** EXERCISE DETAILS **
How many lines in the records below contain the word "Konto"? Answer with the number and nothing else.

** Entries taken from a collection **
========================

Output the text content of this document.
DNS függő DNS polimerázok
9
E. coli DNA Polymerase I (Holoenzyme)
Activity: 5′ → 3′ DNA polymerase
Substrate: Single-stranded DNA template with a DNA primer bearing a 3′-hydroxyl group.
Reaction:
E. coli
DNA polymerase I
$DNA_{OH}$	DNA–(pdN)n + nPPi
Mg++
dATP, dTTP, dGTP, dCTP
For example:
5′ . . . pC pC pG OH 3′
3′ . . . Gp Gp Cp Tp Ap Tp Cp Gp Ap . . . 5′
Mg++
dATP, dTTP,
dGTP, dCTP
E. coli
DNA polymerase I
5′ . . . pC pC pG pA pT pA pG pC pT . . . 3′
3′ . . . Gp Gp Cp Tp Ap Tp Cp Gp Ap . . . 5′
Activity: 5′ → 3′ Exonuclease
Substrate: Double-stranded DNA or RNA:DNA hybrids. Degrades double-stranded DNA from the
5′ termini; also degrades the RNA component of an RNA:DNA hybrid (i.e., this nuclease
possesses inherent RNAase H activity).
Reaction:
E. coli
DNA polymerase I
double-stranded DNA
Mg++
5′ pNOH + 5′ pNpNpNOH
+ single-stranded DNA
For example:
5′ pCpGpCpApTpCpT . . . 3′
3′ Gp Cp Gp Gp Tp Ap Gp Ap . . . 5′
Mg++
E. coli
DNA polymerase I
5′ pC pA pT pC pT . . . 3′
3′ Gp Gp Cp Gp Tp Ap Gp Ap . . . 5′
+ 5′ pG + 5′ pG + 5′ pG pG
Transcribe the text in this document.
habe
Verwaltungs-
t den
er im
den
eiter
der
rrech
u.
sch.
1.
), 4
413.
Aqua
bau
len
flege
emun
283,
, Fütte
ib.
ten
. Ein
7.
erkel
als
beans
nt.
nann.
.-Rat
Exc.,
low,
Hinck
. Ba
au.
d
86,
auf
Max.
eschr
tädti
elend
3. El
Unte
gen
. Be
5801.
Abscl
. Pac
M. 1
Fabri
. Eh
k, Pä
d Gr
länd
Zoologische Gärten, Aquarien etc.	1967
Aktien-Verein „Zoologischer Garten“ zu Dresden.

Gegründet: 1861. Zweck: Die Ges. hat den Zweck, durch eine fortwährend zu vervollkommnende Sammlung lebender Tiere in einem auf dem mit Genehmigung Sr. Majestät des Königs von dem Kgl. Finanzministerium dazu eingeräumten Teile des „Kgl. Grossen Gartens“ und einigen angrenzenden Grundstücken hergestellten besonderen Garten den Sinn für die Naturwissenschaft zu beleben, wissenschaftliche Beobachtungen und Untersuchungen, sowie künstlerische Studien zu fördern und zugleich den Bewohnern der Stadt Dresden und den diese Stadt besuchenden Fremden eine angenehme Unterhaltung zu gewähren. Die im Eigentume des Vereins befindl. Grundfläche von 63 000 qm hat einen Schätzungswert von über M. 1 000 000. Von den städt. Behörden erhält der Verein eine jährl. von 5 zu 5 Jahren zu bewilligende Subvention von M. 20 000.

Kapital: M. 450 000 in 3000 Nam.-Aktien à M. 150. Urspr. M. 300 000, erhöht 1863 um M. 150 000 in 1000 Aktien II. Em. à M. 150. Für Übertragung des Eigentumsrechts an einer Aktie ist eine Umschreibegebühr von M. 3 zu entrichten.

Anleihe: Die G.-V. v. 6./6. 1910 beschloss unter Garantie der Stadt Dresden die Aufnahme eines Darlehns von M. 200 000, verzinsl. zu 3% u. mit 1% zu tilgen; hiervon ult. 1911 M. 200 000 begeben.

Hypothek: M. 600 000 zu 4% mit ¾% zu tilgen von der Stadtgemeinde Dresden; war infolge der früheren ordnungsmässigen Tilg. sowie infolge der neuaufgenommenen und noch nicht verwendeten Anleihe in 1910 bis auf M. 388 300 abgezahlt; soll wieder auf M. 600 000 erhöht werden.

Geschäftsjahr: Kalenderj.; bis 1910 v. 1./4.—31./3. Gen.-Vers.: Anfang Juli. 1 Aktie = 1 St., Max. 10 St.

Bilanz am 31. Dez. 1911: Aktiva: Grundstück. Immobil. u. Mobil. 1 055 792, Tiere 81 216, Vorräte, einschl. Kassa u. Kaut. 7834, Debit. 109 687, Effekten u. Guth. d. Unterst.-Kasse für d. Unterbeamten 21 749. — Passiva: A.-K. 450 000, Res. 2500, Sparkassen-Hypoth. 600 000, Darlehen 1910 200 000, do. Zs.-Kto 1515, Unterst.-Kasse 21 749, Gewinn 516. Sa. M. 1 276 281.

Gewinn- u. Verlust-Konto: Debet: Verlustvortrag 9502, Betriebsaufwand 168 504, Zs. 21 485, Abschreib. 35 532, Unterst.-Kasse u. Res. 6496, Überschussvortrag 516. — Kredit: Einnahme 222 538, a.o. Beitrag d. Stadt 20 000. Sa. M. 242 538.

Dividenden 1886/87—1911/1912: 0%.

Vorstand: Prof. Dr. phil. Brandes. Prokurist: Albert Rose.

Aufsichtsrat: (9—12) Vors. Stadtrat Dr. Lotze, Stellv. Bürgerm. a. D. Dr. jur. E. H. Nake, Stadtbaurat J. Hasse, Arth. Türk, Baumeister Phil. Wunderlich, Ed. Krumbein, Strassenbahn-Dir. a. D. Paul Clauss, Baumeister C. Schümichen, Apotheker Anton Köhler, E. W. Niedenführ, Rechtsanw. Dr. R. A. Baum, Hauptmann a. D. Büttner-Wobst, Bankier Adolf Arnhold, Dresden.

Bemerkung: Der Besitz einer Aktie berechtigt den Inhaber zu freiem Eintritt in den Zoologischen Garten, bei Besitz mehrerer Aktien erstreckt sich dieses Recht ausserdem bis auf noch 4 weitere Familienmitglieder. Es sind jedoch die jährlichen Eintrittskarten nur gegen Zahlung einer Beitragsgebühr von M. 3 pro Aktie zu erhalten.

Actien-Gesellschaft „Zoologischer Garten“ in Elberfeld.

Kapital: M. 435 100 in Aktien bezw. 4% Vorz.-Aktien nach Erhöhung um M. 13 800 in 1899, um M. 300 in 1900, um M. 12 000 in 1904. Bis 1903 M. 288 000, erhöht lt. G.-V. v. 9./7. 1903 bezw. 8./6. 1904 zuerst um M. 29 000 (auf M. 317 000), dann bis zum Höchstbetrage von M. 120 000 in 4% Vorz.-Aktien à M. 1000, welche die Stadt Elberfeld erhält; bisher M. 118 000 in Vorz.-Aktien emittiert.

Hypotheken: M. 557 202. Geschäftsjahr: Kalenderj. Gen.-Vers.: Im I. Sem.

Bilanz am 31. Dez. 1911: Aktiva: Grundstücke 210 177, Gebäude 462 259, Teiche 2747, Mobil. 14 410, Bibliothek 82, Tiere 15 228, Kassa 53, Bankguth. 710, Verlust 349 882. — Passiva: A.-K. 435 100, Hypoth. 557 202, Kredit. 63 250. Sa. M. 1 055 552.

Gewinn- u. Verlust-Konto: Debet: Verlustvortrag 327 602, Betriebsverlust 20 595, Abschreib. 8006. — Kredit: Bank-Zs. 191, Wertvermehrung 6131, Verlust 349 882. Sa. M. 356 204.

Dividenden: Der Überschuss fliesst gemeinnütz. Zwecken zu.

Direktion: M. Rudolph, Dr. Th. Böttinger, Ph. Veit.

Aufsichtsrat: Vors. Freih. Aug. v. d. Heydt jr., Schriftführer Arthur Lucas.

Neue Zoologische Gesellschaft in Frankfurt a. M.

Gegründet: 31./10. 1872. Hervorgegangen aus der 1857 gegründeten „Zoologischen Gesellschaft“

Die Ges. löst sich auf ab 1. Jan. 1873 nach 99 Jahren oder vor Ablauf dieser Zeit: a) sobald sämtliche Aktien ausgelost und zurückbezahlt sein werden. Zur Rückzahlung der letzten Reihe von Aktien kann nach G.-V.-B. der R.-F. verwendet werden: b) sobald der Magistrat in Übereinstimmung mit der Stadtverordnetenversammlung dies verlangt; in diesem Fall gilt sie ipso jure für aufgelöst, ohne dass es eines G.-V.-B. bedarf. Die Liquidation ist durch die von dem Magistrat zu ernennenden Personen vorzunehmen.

========================

** PROBLEM SOLUTION **
2